Exercise requirements –
Copy all lines below exactly as written. Leave pictures out.

Provided entries –
▶

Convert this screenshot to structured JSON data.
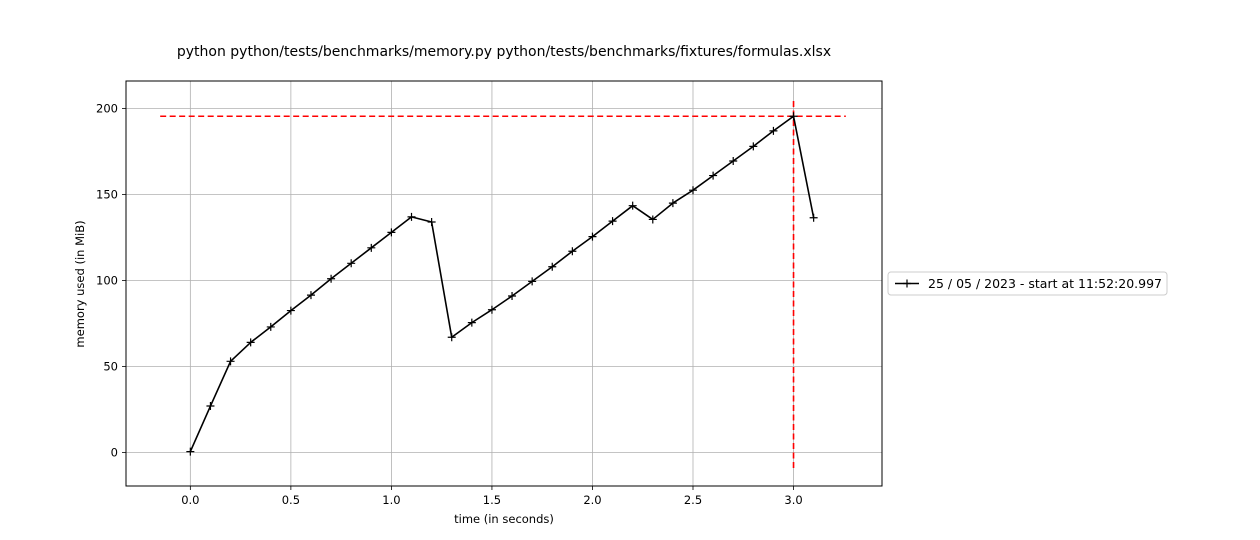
{
  "chart_data": {
    "type": "line",
    "title": "python python/tests/benchmarks/memory.py python/tests/benchmarks/fixtures/formulas.xlsx",
    "xlabel": "time (in seconds)",
    "ylabel": "memory used (in MiB)",
    "xlim": [
      -0.32,
      3.44
    ],
    "ylim": [
      -19.5,
      216
    ],
    "xticks": [
      0.0,
      0.5,
      1.0,
      1.5,
      2.0,
      2.5,
      3.0
    ],
    "xtick_labels": [
      "0.0",
      "0.5",
      "1.0",
      "1.5",
      "2.0",
      "2.5",
      "3.0"
    ],
    "yticks": [
      0,
      50,
      100,
      150,
      200
    ],
    "ytick_labels": [
      "0",
      "50",
      "100",
      "150",
      "200"
    ],
    "grid": true,
    "legend_position": "right, outside plot",
    "series": [
      {
        "name": "25 / 05 / 2023 - start at 11:52:20.997",
        "color": "#000000",
        "marker": "plus",
        "x": [
          0.0,
          0.1,
          0.2,
          0.3,
          0.4,
          0.5,
          0.6,
          0.7,
          0.8,
          0.9,
          1.0,
          1.1,
          1.2,
          1.3,
          1.4,
          1.5,
          1.6,
          1.7,
          1.8,
          1.9,
          2.0,
          2.1,
          2.2,
          2.3,
          2.4,
          2.5,
          2.6,
          2.7,
          2.8,
          2.9,
          3.0,
          3.1
        ],
        "y": [
          0.5,
          27,
          53,
          64,
          73,
          82.5,
          91.5,
          101,
          110,
          119,
          128,
          137,
          134,
          67,
          75.5,
          83,
          91,
          99.5,
          108,
          117,
          125.5,
          134.5,
          143.5,
          135.5,
          145,
          152.5,
          161,
          169.5,
          178,
          187,
          195.5,
          136.5
        ]
      }
    ],
    "annotations": {
      "peak_hline": {
        "y": 195.5,
        "x_from": -0.15,
        "x_to": 3.26,
        "color": "#ff0000",
        "style": "dashed"
      },
      "peak_vline": {
        "x": 3.0,
        "y_from": -9,
        "y_to": 205,
        "color": "#ff0000",
        "style": "dashed"
      }
    }
  }
}
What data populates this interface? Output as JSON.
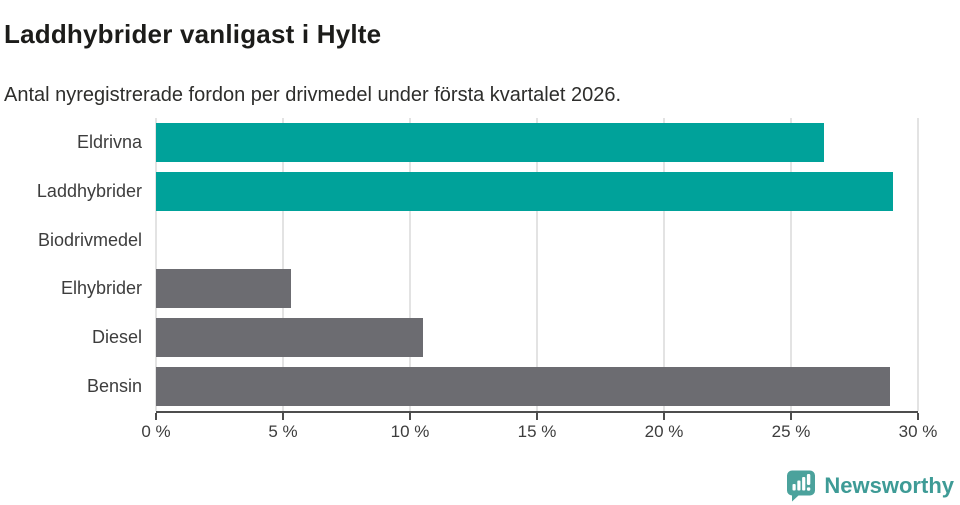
{
  "header": {
    "title": "Laddhybrider vanligast i Hylte",
    "subtitle": "Antal nyregistrerade fordon per drivmedel under första kvartalet 2026."
  },
  "chart_data": {
    "type": "bar",
    "orientation": "horizontal",
    "title": "Laddhybrider vanligast i Hylte",
    "subtitle": "Antal nyregistrerade fordon per drivmedel under första kvartalet 2026.",
    "categories": [
      "Eldrivna",
      "Laddhybrider",
      "Biodrivmedel",
      "Elhybrider",
      "Diesel",
      "Bensin"
    ],
    "values": [
      26.3,
      29,
      0,
      5.3,
      10.5,
      28.9
    ],
    "unit": "%",
    "bar_colors": [
      "#00a29a",
      "#00a29a",
      "#6c6c71",
      "#6c6c71",
      "#6c6c71",
      "#6c6c71"
    ],
    "xlabel": "",
    "ylabel": "",
    "xlim": [
      0,
      30
    ],
    "xticks": [
      0,
      5,
      10,
      15,
      20,
      25,
      30
    ],
    "xtick_suffix": " %",
    "grid": true,
    "legend": "none"
  },
  "colors": {
    "highlight": "#00a29a",
    "muted": "#6c6c71",
    "gridline": "#e3e3e3",
    "axis": "#4d4d4d",
    "text": "#3d3d3d",
    "brand": "#3e9b96"
  },
  "footer": {
    "brand": "Newsworthy",
    "logo_icon": "bar-chart-speech-bubble"
  }
}
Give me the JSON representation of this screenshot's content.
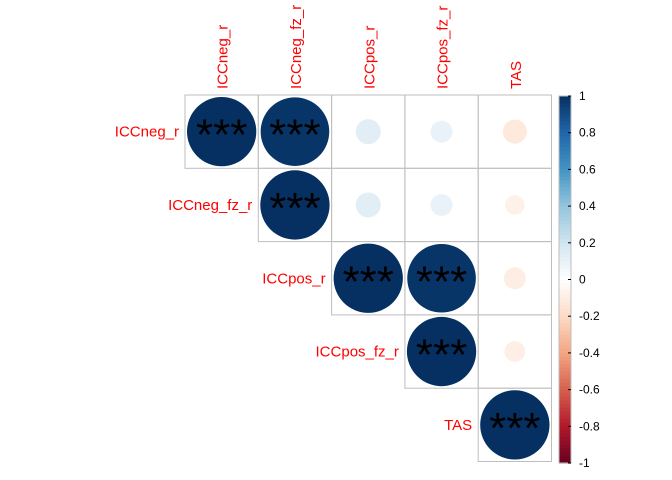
{
  "chart_data": {
    "type": "heatmap",
    "subtype": "corrplot-upper-circle",
    "variables": [
      "ICCneg_r",
      "ICCneg_fz_r",
      "ICCpos_r",
      "ICCpos_fz_r",
      "TAS"
    ],
    "matrix": [
      [
        1.0,
        0.98,
        0.13,
        0.1,
        -0.12
      ],
      [
        0.98,
        1.0,
        0.13,
        0.1,
        -0.08
      ],
      [
        0.13,
        0.13,
        1.0,
        0.98,
        -0.1
      ],
      [
        0.1,
        0.1,
        0.98,
        1.0,
        -0.09
      ],
      [
        -0.12,
        -0.08,
        -0.1,
        -0.09,
        1.0
      ]
    ],
    "significance": [
      [
        "***",
        "***",
        "",
        "",
        ""
      ],
      [
        "",
        "***",
        "",
        "",
        ""
      ],
      [
        "",
        "",
        "***",
        "***",
        ""
      ],
      [
        "",
        "",
        "",
        "***",
        ""
      ],
      [
        "",
        "",
        "",
        "",
        "***"
      ]
    ],
    "colorbar": {
      "min": -1,
      "max": 1,
      "tick_labels": [
        "1",
        "0.8",
        "0.6",
        "0.4",
        "0.2",
        "0",
        "-0.2",
        "-0.4",
        "-0.6",
        "-0.8",
        "-1"
      ]
    },
    "colors": {
      "label": "#FF0000",
      "grid": "#BEBEBE",
      "negative_end": "#67001F",
      "positive_end": "#053061"
    },
    "shows_lower_triangle": false
  }
}
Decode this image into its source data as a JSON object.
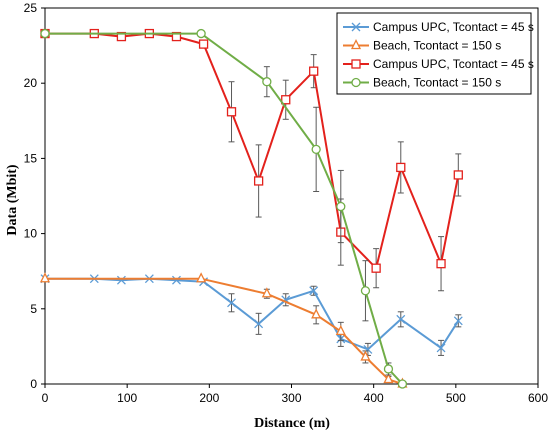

◀

Written response –
Convert this screenshot to structured JSON data.
{
  "chart_data": {
    "type": "line",
    "title": "python python/tests/benchmarks/memory.py python/tests/benchmarks/fixtures/formulas.xlsx",
    "xlabel": "time (in seconds)",
    "ylabel": "memory used (in MiB)",
    "xlim": [
      -0.32,
      3.44
    ],
    "ylim": [
      -19.5,
      216
    ],
    "xticks": [
      0.0,
      0.5,
      1.0,
      1.5,
      2.0,
      2.5,
      3.0
    ],
    "xtick_labels": [
      "0.0",
      "0.5",
      "1.0",
      "1.5",
      "2.0",
      "2.5",
      "3.0"
    ],
    "yticks": [
      0,
      50,
      100,
      150,
      200
    ],
    "ytick_labels": [
      "0",
      "50",
      "100",
      "150",
      "200"
    ],
    "grid": true,
    "legend_position": "right, outside plot",
    "series": [
      {
        "name": "25 / 05 / 2023 - start at 11:52:20.997",
        "color": "#000000",
        "marker": "plus",
        "x": [
          0.0,
          0.1,
          0.2,
          0.3,
          0.4,
          0.5,
          0.6,
          0.7,
          0.8,
          0.9,
          1.0,
          1.1,
          1.2,
          1.3,
          1.4,
          1.5,
          1.6,
          1.7,
          1.8,
          1.9,
          2.0,
          2.1,
          2.2,
          2.3,
          2.4,
          2.5,
          2.6,
          2.7,
          2.8,
          2.9,
          3.0,
          3.1
        ],
        "y": [
          0.5,
          27,
          53,
          64,
          73,
          82.5,
          91.5,
          101,
          110,
          119,
          128,
          137,
          134,
          67,
          75.5,
          83,
          91,
          99.5,
          108,
          117,
          125.5,
          134.5,
          143.5,
          135.5,
          145,
          152.5,
          161,
          169.5,
          178,
          187,
          195.5,
          136.5
        ]
      }
    ],
    "annotations": {
      "peak_hline": {
        "y": 195.5,
        "x_from": -0.15,
        "x_to": 3.26,
        "color": "#ff0000",
        "style": "dashed"
      },
      "peak_vline": {
        "x": 3.0,
        "y_from": -9,
        "y_to": 205,
        "color": "#ff0000",
        "style": "dashed"
      }
    }
  }
}
What data populates this interface? Output as JSON.
{
  "header": {
    "title": "Laddhybrider vanligast i Hylte",
    "subtitle": "Antal nyregistrerade fordon per drivmedel under första kvartalet 2026."
  },
  "chart_data": {
    "type": "bar",
    "orientation": "horizontal",
    "title": "Laddhybrider vanligast i Hylte",
    "subtitle": "Antal nyregistrerade fordon per drivmedel under första kvartalet 2026.",
    "categories": [
      "Eldrivna",
      "Laddhybrider",
      "Biodrivmedel",
      "Elhybrider",
      "Diesel",
      "Bensin"
    ],
    "values": [
      26.3,
      29,
      0,
      5.3,
      10.5,
      28.9
    ],
    "unit": "%",
    "bar_colors": [
      "#00a29a",
      "#00a29a",
      "#6c6c71",
      "#6c6c71",
      "#6c6c71",
      "#6c6c71"
    ],
    "xlabel": "",
    "ylabel": "",
    "xlim": [
      0,
      30
    ],
    "xticks": [
      0,
      5,
      10,
      15,
      20,
      25,
      30
    ],
    "xtick_suffix": " %",
    "grid": true,
    "legend": "none"
  },
  "colors": {
    "highlight": "#00a29a",
    "muted": "#6c6c71",
    "gridline": "#e3e3e3",
    "axis": "#4d4d4d",
    "text": "#3d3d3d",
    "brand": "#3e9b96"
  },
  "footer": {
    "brand": "Newsworthy",
    "logo_icon": "bar-chart-speech-bubble"
  }
}
Give me the JSON representation of this screenshot's content.
{
  "chart_data": {
    "type": "heatmap",
    "subtype": "corrplot-upper-circle",
    "variables": [
      "ICCneg_r",
      "ICCneg_fz_r",
      "ICCpos_r",
      "ICCpos_fz_r",
      "TAS"
    ],
    "matrix": [
      [
        1.0,
        0.98,
        0.13,
        0.1,
        -0.12
      ],
      [
        0.98,
        1.0,
        0.13,
        0.1,
        -0.08
      ],
      [
        0.13,
        0.13,
        1.0,
        0.98,
        -0.1
      ],
      [
        0.1,
        0.1,
        0.98,
        1.0,
        -0.09
      ],
      [
        -0.12,
        -0.08,
        -0.1,
        -0.09,
        1.0
      ]
    ],
    "significance": [
      [
        "***",
        "***",
        "",
        "",
        ""
      ],
      [
        "",
        "***",
        "",
        "",
        ""
      ],
      [
        "",
        "",
        "***",
        "***",
        ""
      ],
      [
        "",
        "",
        "",
        "***",
        ""
      ],
      [
        "",
        "",
        "",
        "",
        "***"
      ]
    ],
    "colorbar": {
      "min": -1,
      "max": 1,
      "tick_labels": [
        "1",
        "0.8",
        "0.6",
        "0.4",
        "0.2",
        "0",
        "-0.2",
        "-0.4",
        "-0.6",
        "-0.8",
        "-1"
      ]
    },
    "colors": {
      "label": "#FF0000",
      "grid": "#BEBEBE",
      "negative_end": "#67001F",
      "positive_end": "#053061"
    },
    "shows_lower_triangle": false
  }
}
Decode this image into its source data as a JSON object.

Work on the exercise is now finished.